→ **Task prompt**
Select and reproduce each line of the listing below that bears the string "Franz".
* * * * *
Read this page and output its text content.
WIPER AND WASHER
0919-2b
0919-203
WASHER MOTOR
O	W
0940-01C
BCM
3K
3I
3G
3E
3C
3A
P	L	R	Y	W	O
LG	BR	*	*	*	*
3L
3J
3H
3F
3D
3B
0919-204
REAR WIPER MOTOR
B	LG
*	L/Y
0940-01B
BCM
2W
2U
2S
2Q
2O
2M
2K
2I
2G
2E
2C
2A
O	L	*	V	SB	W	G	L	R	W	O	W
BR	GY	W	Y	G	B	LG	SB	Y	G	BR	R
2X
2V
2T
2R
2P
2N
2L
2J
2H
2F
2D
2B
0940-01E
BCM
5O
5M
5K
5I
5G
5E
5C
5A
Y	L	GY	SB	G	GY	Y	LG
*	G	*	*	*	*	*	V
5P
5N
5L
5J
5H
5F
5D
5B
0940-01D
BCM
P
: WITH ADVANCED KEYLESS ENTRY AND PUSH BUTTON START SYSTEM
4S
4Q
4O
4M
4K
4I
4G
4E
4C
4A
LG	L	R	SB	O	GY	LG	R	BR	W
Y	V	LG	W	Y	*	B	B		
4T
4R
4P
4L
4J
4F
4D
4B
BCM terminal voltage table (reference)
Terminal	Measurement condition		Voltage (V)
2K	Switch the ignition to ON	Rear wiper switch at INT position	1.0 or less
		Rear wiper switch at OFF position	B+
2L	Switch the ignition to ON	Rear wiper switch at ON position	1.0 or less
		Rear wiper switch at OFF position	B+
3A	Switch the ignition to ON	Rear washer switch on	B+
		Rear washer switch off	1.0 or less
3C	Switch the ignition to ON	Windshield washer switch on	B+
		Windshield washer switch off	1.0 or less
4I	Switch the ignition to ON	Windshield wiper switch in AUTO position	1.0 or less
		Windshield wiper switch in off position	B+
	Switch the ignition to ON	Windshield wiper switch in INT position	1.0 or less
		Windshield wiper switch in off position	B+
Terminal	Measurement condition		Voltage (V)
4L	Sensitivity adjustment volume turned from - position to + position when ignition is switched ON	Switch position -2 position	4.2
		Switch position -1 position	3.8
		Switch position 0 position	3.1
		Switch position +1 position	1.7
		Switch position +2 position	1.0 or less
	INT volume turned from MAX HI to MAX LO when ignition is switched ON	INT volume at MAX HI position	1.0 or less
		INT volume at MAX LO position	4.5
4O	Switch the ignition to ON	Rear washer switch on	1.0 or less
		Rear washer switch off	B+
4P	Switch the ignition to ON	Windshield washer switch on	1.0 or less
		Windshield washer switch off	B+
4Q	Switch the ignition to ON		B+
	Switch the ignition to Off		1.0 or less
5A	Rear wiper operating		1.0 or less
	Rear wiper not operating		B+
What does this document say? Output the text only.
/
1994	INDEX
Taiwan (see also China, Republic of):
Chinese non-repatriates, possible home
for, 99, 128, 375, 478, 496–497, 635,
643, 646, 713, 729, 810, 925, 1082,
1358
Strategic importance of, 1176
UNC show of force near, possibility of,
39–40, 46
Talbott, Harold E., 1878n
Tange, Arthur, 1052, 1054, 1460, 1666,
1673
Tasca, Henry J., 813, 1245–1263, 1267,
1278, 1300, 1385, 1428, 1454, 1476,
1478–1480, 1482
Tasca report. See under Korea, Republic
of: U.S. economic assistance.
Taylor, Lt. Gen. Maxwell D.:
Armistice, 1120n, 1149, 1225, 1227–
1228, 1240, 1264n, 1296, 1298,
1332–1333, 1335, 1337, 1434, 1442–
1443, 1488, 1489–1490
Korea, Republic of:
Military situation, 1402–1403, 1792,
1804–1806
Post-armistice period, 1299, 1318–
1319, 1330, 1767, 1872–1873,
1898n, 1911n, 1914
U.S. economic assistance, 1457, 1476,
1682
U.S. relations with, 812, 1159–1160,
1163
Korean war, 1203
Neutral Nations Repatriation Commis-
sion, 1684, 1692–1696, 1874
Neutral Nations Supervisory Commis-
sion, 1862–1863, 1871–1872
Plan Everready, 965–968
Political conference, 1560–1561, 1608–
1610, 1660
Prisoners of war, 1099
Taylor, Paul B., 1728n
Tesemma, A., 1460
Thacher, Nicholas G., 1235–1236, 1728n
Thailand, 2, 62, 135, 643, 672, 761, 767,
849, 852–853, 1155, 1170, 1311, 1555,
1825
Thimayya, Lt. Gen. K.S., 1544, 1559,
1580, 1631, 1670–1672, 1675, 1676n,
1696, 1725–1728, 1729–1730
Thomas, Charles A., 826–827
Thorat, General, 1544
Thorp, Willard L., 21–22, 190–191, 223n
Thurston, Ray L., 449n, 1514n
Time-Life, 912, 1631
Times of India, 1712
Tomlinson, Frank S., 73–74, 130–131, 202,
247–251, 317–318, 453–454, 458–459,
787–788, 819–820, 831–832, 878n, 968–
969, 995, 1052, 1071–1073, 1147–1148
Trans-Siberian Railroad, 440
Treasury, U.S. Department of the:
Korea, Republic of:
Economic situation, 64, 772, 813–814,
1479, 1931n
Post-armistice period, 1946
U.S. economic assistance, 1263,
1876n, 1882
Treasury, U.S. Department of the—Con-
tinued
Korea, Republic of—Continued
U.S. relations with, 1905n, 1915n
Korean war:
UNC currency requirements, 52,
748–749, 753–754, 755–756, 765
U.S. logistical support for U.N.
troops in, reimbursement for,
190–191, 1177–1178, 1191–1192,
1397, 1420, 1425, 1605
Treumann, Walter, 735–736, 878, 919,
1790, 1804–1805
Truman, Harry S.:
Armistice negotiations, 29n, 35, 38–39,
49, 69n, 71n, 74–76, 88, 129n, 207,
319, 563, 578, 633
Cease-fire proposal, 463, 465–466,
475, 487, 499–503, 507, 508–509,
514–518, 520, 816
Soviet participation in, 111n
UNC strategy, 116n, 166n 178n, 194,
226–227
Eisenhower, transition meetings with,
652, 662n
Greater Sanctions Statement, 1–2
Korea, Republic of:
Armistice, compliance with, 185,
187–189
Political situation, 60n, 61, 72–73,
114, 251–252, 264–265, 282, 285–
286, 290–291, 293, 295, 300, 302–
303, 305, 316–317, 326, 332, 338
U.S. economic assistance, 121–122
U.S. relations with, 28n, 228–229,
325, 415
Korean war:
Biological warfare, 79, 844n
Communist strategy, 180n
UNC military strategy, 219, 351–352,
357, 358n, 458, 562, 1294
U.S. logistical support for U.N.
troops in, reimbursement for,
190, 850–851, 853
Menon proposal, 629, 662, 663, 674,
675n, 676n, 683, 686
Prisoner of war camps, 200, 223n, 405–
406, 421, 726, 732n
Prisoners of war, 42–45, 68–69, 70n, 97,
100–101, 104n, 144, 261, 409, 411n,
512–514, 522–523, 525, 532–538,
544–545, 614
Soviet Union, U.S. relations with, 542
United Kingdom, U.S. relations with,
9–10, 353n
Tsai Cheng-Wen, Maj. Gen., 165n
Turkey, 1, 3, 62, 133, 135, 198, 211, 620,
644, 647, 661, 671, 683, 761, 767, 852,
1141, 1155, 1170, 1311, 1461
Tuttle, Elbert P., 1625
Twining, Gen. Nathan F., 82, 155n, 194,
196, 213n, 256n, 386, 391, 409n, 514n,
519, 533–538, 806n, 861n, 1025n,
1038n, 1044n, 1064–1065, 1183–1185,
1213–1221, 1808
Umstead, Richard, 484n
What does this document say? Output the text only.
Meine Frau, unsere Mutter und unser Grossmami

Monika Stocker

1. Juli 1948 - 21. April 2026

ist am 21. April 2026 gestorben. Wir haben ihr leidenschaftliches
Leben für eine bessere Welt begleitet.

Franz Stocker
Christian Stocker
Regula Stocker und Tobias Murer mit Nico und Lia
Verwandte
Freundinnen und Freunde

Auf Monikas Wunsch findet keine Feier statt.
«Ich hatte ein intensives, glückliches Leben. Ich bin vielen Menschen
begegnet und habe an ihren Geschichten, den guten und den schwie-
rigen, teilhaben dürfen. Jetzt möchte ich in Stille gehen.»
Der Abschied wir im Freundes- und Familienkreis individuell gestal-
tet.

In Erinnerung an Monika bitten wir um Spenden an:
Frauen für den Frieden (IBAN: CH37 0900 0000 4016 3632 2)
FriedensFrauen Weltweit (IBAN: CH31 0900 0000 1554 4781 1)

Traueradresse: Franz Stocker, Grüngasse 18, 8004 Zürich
* * * * *
→ **Response to this exercise**
Franz Stocker
Traueradresse: Franz Stocker, Grüngasse 18, 8004 Zürich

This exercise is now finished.